**WHAT NEEDS TO BE DONE**
Across the entries below, count the lines in which the word "School" occurs. Reply with the count alone.

**TASK INPUT**
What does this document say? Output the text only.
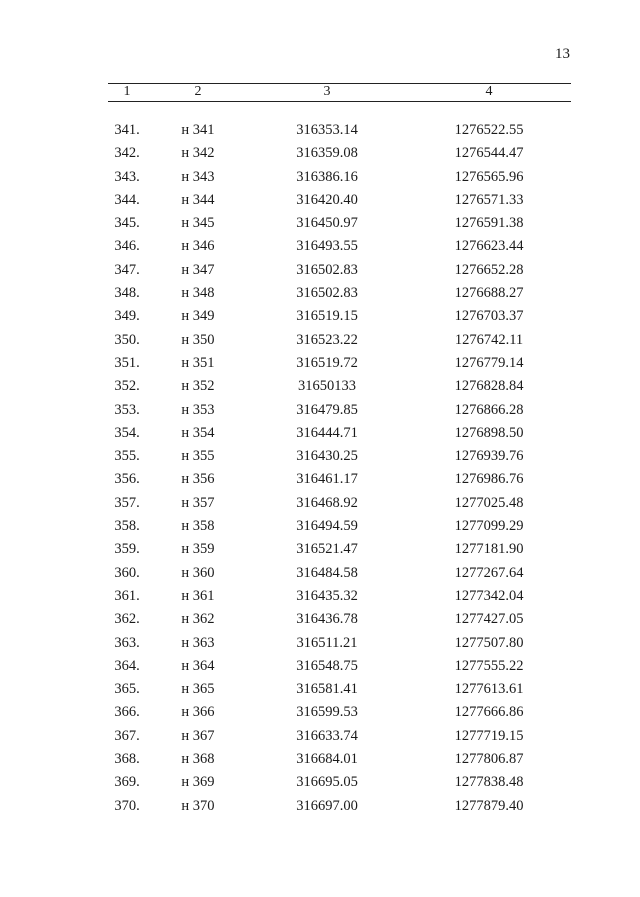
13
1	2	3	4
341.	н 341	316353.14	1276522.55
342.	н 342	316359.08	1276544.47
343.	н 343	316386.16	1276565.96
344.	н 344	316420.40	1276571.33
345.	н 345	316450.97	1276591.38
346.	н 346	316493.55	1276623.44
347.	н 347	316502.83	1276652.28
348.	н 348	316502.83	1276688.27
349.	н 349	316519.15	1276703.37
350.	н 350	316523.22	1276742.11
351.	н 351	316519.72	1276779.14
352.	н 352	31650133	1276828.84
353.	н 353	316479.85	1276866.28
354.	н 354	316444.71	1276898.50
355.	н 355	316430.25	1276939.76
356.	н 356	316461.17	1276986.76
357.	н 357	316468.92	1277025.48
358.	н 358	316494.59	1277099.29
359.	н 359	316521.47	1277181.90
360.	н 360	316484.58	1277267.64
361.	н 361	316435.32	1277342.04
362.	н 362	316436.78	1277427.05
363.	н 363	316511.21	1277507.80
364.	н 364	316548.75	1277555.22
365.	н 365	316581.41	1277613.61
366.	н 366	316599.53	1277666.86
367.	н 367	316633.74	1277719.15
368.	н 368	316684.01	1277806.87
369.	н 369	316695.05	1277838.48
370.	н 370	316697.00	1277879.40
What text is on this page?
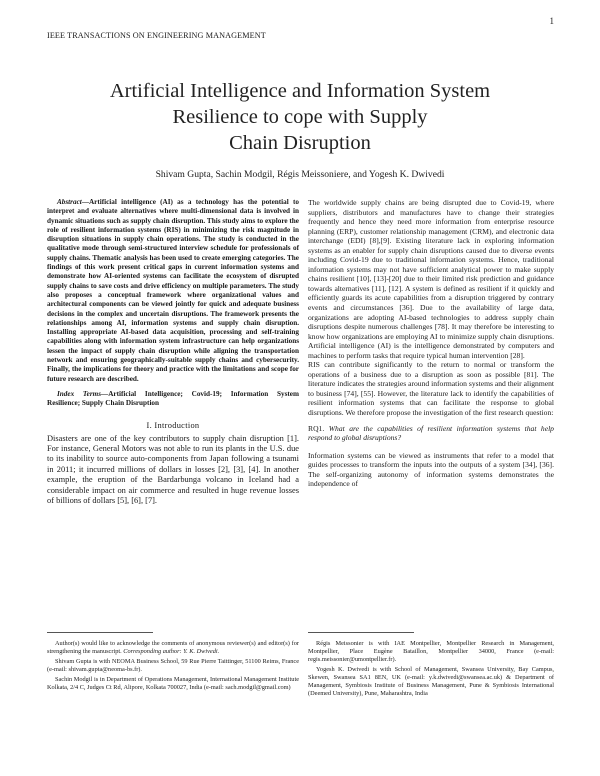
1
IEEE TRANSACTIONS ON ENGINEERING MANAGEMENT
Artificial Intelligence and Information System
Resilience to cope with Supply
Chain Disruption
Shivam Gupta, Sachin Modgil, Régis Meissoniere, and Yogesh K. Dwivedi

Abstract—Artificial intelligence (AI) as a technology has the potential to interpret and evaluate alternatives where multi-dimensional data is involved in dynamic situations such as supply chain disruption. This study aims to explore the role of resilient information systems (RIS) in minimizing the risk magnitude in disruption situations in supply chain operations. The study is conducted in the qualitative mode through semi-structured interview schedule for professionals of supply chains. Thematic analysis has been used to create emerging categories. The findings of this work present critical gaps in current information systems and demonstrate how AI-oriented systems can facilitate the ecosystem of disrupted supply chains to save costs and drive efficiency on multiple parameters. The study also proposes a conceptual framework where organizational values and architectural components can be viewed jointly for quick and adequate business decisions in the complex and uncertain disruptions. The framework presents the relationships among AI, information systems and supply chain disruption. Installing appropriate AI-based data acquisition, processing and self-training capabilities along with information system infrastructure can help organizations lessen the impact of supply chain disruption while aligning the transportation network and ensuring geographically-suitable supply chains and cybersecurity. Finally, the implications for theory and practice with the limitations and scope for future research are described.

Index Terms—Artificial Intelligence; Covid-19; Information System Resilience; Supply Chain Disruption

I. Introduction

Disasters are one of the key contributors to supply chain disruption [1]. For instance, General Motors was not able to run its plants in the U.S. due to its inability to source auto-components from Japan following a tsunami in 2011; it incurred millions of dollars in losses [2], [3], [4]. In another example, the eruption of the Bardarbunga volcano in Iceland had a considerable impact on air commerce and resulted in huge revenue losses of billions of dollars [5], [6], [7].

The worldwide supply chains are being disrupted due to Covid-19, where suppliers, distributors and manufactures have to change their strategies frequently and hence they need more information from enterprise resource planning (ERP), customer relationship management (CRM), and electronic data interchange (EDI) [8],[9]. Existing literature lack in exploring information systems as an enabler for supply chain disruptions caused due to diverse events including Covid-19 due to traditional information systems. Hence, traditional information systems may not have sufficient analytical power to make supply chains resilient [10], [13]-[20] due to their limited risk prediction and guidance towards alternatives [11], [12]. A system is defined as resilient if it quickly and efficiently guards its acute capabilities from a disruption triggered by contrary events and circumstances [36]. Due to the availability of large data, organizations are adopting AI-based technologies to address supply chain disruptions despite numerous challenges [78]. It may therefore be interesting to know how organizations are employing AI to minimize supply chain disruptions. Artificial intelligence (AI) is the intelligence demonstrated by computers and machines to perform tasks that require typical human intervention [28].

RIS can contribute significantly to the return to normal or transform the operations of a business due to a disruption as soon as possible [81]. The literature indicates the strategies around information systems and their alignment to business [74], [55]. However, the literature lack to identify the capabilities of resilient information systems that can facilitate the response to global disruptions. We therefore propose the investigation of the first research question:

RQ1. What are the capabilities of resilient information systems that help respond to global disruptions?

Information systems can be viewed as instruments that refer to a model that guides processes to transform the inputs into the outputs of a system [34], [36]. The self-organizing autonomy of information systems demonstrates the independence of

Author(s) would like to acknowledge the comments of anonymous reviewer(s) and editor(s) for strengthening the manuscript. Corresponding author: Y. K. Dwivedi.

Shivam Gupta is with NEOMA Business School, 59 Rue Pierre Taittinger, 51100 Reims, France (e-mail: shivam.gupta@neoma-bs.fr).

Sachin Modgil is in Department of Operations Management, International Management Institute Kolkata, 2/4 C, Judges Ct Rd, Alipore, Kolkata 700027, India (e-mail: sach.modgil@gmail.com)

Régis Meissonier is with IAE Montpellier, Montpellier Research in Management, Montpellier, Place Eugène Bataillon, Montpellier 34000, France (e-mail: regis.meissonier@umontpellier.fr).

Yogesh K. Dwivedi is with School of Management, Swansea University, Bay Campus, Skewen, Swansea SA1 8EN, UK (e-mail: y.k.dwivedi@swansea.ac.uk) & Department of Management, Symbiosis Institute of Business Management, Pune & Symbiosis International (Deemed University), Pune, Maharashtra, India
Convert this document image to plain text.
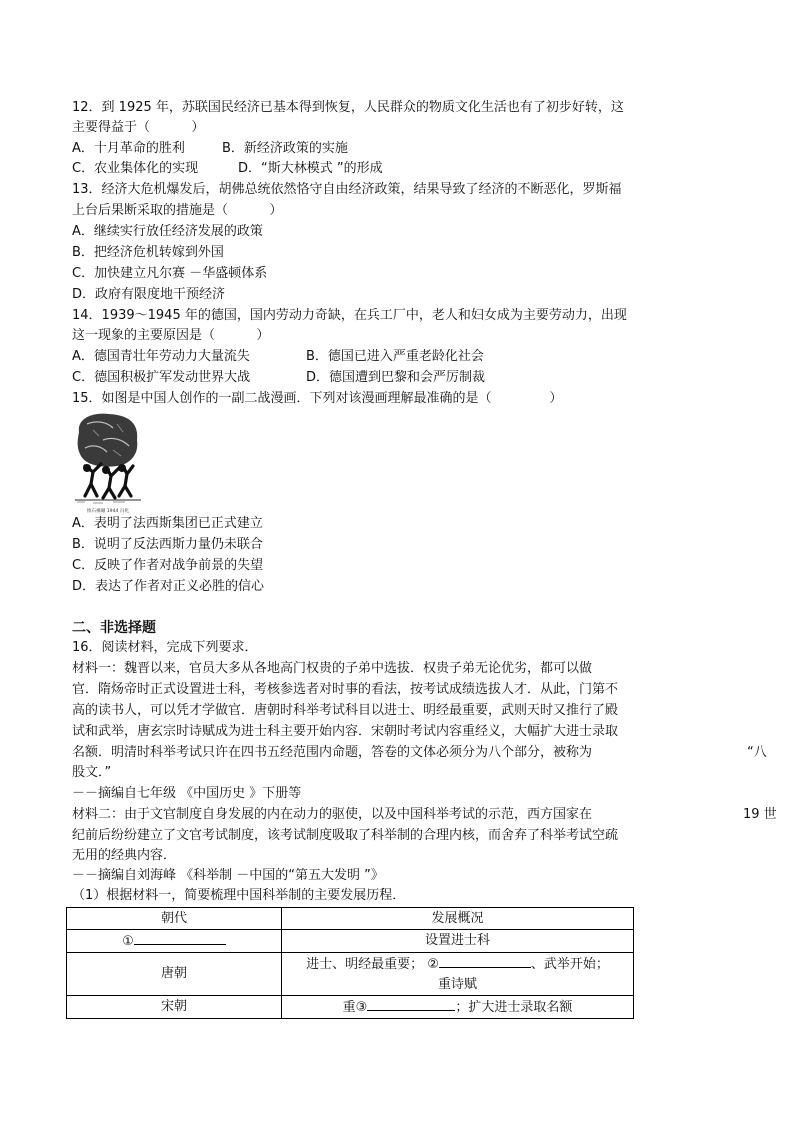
12．到 1925 年，苏联国民经济已基本得到恢复，人民群众的物质文化生活也有了初步好转，这
主要得益于（          ）
A．十月革命的胜利	B．新经济政策的实施
C．农业集体化的实现	D．“斯大林模式 ”的形成
13．经济大危机爆发后，胡佛总统依然恪守自由经济政策，结果导致了经济的不断恶化，罗斯福
上台后果断采取的措施是（          ）
A．继续实行放任经济发展的政策
B．把经济危机转嫁到外国
C．加快建立凡尔赛 －华盛顿体系
D．政府有限度地干预经济
14．1939～1945 年的德国，国内劳动力奇缺，在兵工厂中，老人和妇女成为主要劳动力，出现
这一现象的主要原因是（          ）
A．德国青壮年劳动力大量流失	B．德国已进入严重老龄化社会
C．德国积极扩军发动世界大战	D．德国遭到巴黎和会严厉制裁
15．如图是中国人创作的一副二战漫画．下列对该漫画理解最准确的是（              ）
推石捶碾 1944 冯化
A．表明了法西斯集团已正式建立
B．说明了反法西斯力量仍未联合
C．反映了作者对战争前景的失望
D．表达了作者对正义必胜的信心
二、非选择题
16．阅读材料，完成下列要求．
材料一：魏晋以来，官员大多从各地高门权贵的子弟中选拔．权贵子弟无论优劣，都可以做
官．隋炀帝时正式设置进士科，考核参选者对时事的看法，按考试成绩选拔人才．从此，门第不
高的读书人，可以凭才学做官．唐朝时科举考试科目以进士、明经最重要，武则天时又推行了殿
试和武举，唐玄宗时诗赋成为进士科主要开始内容．宋朝时考试内容重经义，大幅扩大进士录取
名额．明清时科举考试只许在四书五经范围内命题，答卷的文体必须分为八个部分，被称为	“八
股文．”
－－摘编自七年级 《中国历史 》下册等
材料二：由于文官制度自身发展的内在动力的驱使，以及中国科举考试的示范，西方国家在	19 世
纪前后纷纷建立了文官考试制度，该考试制度吸取了科举制的合理内核，而舍弃了科举考试空疏
无用的经典内容．
－－摘编自刘海峰 《科举制 －中国的“第五大发明 ”》
（1）根据材料一，简要梳理中国科举制的主要发展历程．
朝代	发展概况
①	设置进士科
唐朝	进士、明经最重要； ② 、武举开始；
重诗赋

宋朝	重③ ；扩大进士录取名额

**SOLUTION**
2